To be done ▸
Write the records below out in full, character for character, with no pictures.

Data provided ▸
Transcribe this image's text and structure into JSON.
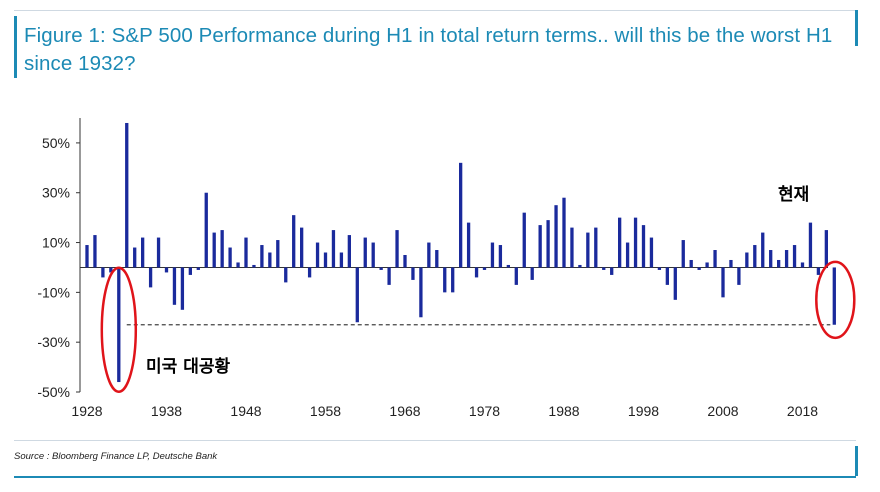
{
  "title": "Figure 1: S&P 500 Performance during H1 in total return terms.. will this be the worst H1 since 1932?",
  "source": "Source : Bloomberg Finance LP, Deutsche Bank",
  "colors": {
    "bar": "#1a2a9c",
    "title": "#1c8ab5",
    "highlight": "#e0141a",
    "dashed": "#444444"
  },
  "chart_data": {
    "type": "bar",
    "title": "Figure 1: S&P 500 Performance during H1 in total return terms.. will this be the worst H1 since 1932?",
    "xlabel": "",
    "ylabel": "",
    "ylim": [
      -50,
      60
    ],
    "xlim": [
      1928,
      2022
    ],
    "x_ticks": [
      "1928",
      "1938",
      "1948",
      "1958",
      "1968",
      "1978",
      "1988",
      "1998",
      "2008",
      "2018"
    ],
    "y_ticks": [
      "50%",
      "30%",
      "10%",
      "-10%",
      "-30%",
      "-50%"
    ],
    "y_tick_values": [
      50,
      30,
      10,
      -10,
      -30,
      -50
    ],
    "categories": [
      1928,
      1929,
      1930,
      1931,
      1932,
      1933,
      1934,
      1935,
      1936,
      1937,
      1938,
      1939,
      1940,
      1941,
      1942,
      1943,
      1944,
      1945,
      1946,
      1947,
      1948,
      1949,
      1950,
      1951,
      1952,
      1953,
      1954,
      1955,
      1956,
      1957,
      1958,
      1959,
      1960,
      1961,
      1962,
      1963,
      1964,
      1965,
      1966,
      1967,
      1968,
      1969,
      1970,
      1971,
      1972,
      1973,
      1974,
      1975,
      1976,
      1977,
      1978,
      1979,
      1980,
      1981,
      1982,
      1983,
      1984,
      1985,
      1986,
      1987,
      1988,
      1989,
      1990,
      1991,
      1992,
      1993,
      1994,
      1995,
      1996,
      1997,
      1998,
      1999,
      2000,
      2001,
      2002,
      2003,
      2004,
      2005,
      2006,
      2007,
      2008,
      2009,
      2010,
      2011,
      2012,
      2013,
      2014,
      2015,
      2016,
      2017,
      2018,
      2019,
      2020,
      2021,
      2022
    ],
    "values": [
      9,
      13,
      -4,
      -2,
      -46,
      58,
      8,
      12,
      -8,
      12,
      -2,
      -15,
      -17,
      -3,
      -1,
      30,
      14,
      15,
      8,
      2,
      12,
      1,
      9,
      6,
      11,
      -6,
      21,
      16,
      -4,
      10,
      6,
      15,
      6,
      13,
      -22,
      12,
      10,
      -1,
      -7,
      15,
      5,
      -5,
      -20,
      10,
      7,
      -10,
      -10,
      42,
      18,
      -4,
      -1,
      10,
      9,
      1,
      -7,
      22,
      -5,
      17,
      19,
      25,
      28,
      16,
      1,
      14,
      16,
      -1,
      -3,
      20,
      10,
      20,
      17,
      12,
      -1,
      -7,
      -13,
      11,
      3,
      -1,
      2,
      7,
      -12,
      3,
      -7,
      6,
      9,
      14,
      7,
      3,
      7,
      9,
      2,
      18,
      -3,
      15,
      -23
    ]
  },
  "annotations": {
    "depression_label": "미국 대공황",
    "current_label": "현재"
  }
}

Complete response ▸
Transcribe this image's text and structure into JSON.
{
  "title": "Figure 1: S&P 500 Performance during H1 in total return terms.. will this be the worst H1 since 1932?",
  "source": "Source : Bloomberg Finance LP, Deutsche Bank",
  "colors": {
    "bar": "#1a2a9c",
    "title": "#1c8ab5",
    "highlight": "#e0141a",
    "dashed": "#444444"
  },
  "chart_data": {
    "type": "bar",
    "title": "Figure 1: S&P 500 Performance during H1 in total return terms.. will this be the worst H1 since 1932?",
    "xlabel": "",
    "ylabel": "",
    "ylim": [
      -50,
      60
    ],
    "xlim": [
      1928,
      2022
    ],
    "x_ticks": [
      "1928",
      "1938",
      "1948",
      "1958",
      "1968",
      "1978",
      "1988",
      "1998",
      "2008",
      "2018"
    ],
    "y_ticks": [
      "50%",
      "30%",
      "10%",
      "-10%",
      "-30%",
      "-50%"
    ],
    "y_tick_values": [
      50,
      30,
      10,
      -10,
      -30,
      -50
    ],
    "categories": [
      1928,
      1929,
      1930,
      1931,
      1932,
      1933,
      1934,
      1935,
      1936,
      1937,
      1938,
      1939,
      1940,
      1941,
      1942,
      1943,
      1944,
      1945,
      1946,
      1947,
      1948,
      1949,
      1950,
      1951,
      1952,
      1953,
      1954,
      1955,
      1956,
      1957,
      1958,
      1959,
      1960,
      1961,
      1962,
      1963,
      1964,
      1965,
      1966,
      1967,
      1968,
      1969,
      1970,
      1971,
      1972,
      1973,
      1974,
      1975,
      1976,
      1977,
      1978,
      1979,
      1980,
      1981,
      1982,
      1983,
      1984,
      1985,
      1986,
      1987,
      1988,
      1989,
      1990,
      1991,
      1992,
      1993,
      1994,
      1995,
      1996,
      1997,
      1998,
      1999,
      2000,
      2001,
      2002,
      2003,
      2004,
      2005,
      2006,
      2007,
      2008,
      2009,
      2010,
      2011,
      2012,
      2013,
      2014,
      2015,
      2016,
      2017,
      2018,
      2019,
      2020,
      2021,
      2022
    ],
    "values": [
      9,
      13,
      -4,
      -2,
      -46,
      58,
      8,
      12,
      -8,
      12,
      -2,
      -15,
      -17,
      -3,
      -1,
      30,
      14,
      15,
      8,
      2,
      12,
      1,
      9,
      6,
      11,
      -6,
      21,
      16,
      -4,
      10,
      6,
      15,
      6,
      13,
      -22,
      12,
      10,
      -1,
      -7,
      15,
      5,
      -5,
      -20,
      10,
      7,
      -10,
      -10,
      42,
      18,
      -4,
      -1,
      10,
      9,
      1,
      -7,
      22,
      -5,
      17,
      19,
      25,
      28,
      16,
      1,
      14,
      16,
      -1,
      -3,
      20,
      10,
      20,
      17,
      12,
      -1,
      -7,
      -13,
      11,
      3,
      -1,
      2,
      7,
      -12,
      3,
      -7,
      6,
      9,
      14,
      7,
      3,
      7,
      9,
      2,
      18,
      -3,
      15,
      -23
    ]
  },
  "annotations": {
    "depression_label": "미국 대공황",
    "current_label": "현재"
  }
}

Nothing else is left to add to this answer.